▶ SHORT EXERCISE:
Your task is to copy every line of the records below that contains "name".

▶ SUPPLIED MATERIAL:
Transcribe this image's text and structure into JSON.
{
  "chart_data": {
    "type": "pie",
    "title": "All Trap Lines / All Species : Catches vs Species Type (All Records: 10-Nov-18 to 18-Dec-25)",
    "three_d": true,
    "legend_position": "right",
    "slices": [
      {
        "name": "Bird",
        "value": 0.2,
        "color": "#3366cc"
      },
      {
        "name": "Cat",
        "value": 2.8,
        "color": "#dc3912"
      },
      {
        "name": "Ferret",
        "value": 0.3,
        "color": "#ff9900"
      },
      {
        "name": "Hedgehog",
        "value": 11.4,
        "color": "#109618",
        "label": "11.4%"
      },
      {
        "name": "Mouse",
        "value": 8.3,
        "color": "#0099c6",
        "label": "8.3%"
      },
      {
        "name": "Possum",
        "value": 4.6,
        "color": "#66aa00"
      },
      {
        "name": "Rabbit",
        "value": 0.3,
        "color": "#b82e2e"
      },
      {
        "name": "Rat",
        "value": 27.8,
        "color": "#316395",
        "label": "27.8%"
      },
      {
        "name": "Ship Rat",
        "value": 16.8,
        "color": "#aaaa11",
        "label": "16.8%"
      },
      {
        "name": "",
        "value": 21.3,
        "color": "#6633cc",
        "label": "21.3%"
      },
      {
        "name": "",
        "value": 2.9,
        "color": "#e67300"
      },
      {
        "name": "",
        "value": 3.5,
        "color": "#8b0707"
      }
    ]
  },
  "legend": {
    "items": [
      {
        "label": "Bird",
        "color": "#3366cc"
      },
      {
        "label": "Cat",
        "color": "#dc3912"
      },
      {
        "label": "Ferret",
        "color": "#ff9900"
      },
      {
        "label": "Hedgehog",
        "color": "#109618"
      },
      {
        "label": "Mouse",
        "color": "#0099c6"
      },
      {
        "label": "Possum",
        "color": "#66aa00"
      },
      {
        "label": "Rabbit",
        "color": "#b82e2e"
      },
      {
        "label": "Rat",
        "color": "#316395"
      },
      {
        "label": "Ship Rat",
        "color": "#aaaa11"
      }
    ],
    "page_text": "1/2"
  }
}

▶ WRITTEN RESPONSE:
        "name": "Bird",
        "name": "Cat",
        "name": "Ferret",
        "name": "Hedgehog",
        "name": "Mouse",
        "name": "Possum",
        "name": "Rabbit",
        "name": "Rat",
        "name": "Ship Rat",
        "name": "",
        "name": "",
        "name": "",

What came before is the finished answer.